[Dataset rows about figures]
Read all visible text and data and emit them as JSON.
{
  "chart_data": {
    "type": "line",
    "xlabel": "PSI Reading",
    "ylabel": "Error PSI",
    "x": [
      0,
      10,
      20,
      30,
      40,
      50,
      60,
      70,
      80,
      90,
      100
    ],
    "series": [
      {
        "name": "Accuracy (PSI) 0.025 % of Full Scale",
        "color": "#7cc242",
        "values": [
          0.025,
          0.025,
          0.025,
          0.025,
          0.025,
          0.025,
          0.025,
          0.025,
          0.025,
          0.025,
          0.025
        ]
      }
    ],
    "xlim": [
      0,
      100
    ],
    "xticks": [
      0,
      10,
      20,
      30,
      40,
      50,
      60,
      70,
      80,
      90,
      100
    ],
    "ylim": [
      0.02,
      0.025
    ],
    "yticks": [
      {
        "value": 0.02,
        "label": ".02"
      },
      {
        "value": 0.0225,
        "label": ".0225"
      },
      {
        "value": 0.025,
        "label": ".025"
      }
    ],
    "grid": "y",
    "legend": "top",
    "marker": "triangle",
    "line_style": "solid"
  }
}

PROBLEM REQUIREMENTS
Extract all the material, leaving every line as it is.

PROBLEM SOLUTION
Read all visible text and data and emit them as JSON.
{
  "chart_data": {
    "type": "line",
    "xlabel": "PSI Reading",
    "ylabel": "Error PSI",
    "x": [
      0,
      10,
      20,
      30,
      40,
      50,
      60,
      70,
      80,
      90,
      100
    ],
    "series": [
      {
        "name": "Accuracy (PSI) 0.025 % of Full Scale",
        "color": "#7cc242",
        "values": [
          0.025,
          0.025,
          0.025,
          0.025,
          0.025,
          0.025,
          0.025,
          0.025,
          0.025,
          0.025,
          0.025
        ]
      }
    ],
    "xlim": [
      0,
      100
    ],
    "xticks": [
      0,
      10,
      20,
      30,
      40,
      50,
      60,
      70,
      80,
      90,
      100
    ],
    "ylim": [
      0.02,
      0.025
    ],
    "yticks": [
      {
        "value": 0.02,
        "label": ".02"
      },
      {
        "value": 0.0225,
        "label": ".0225"
      },
      {
        "value": 0.025,
        "label": ".025"
      }
    ],
    "grid": "y",
    "legend": "top",
    "marker": "triangle",
    "line_style": "solid"
  }
}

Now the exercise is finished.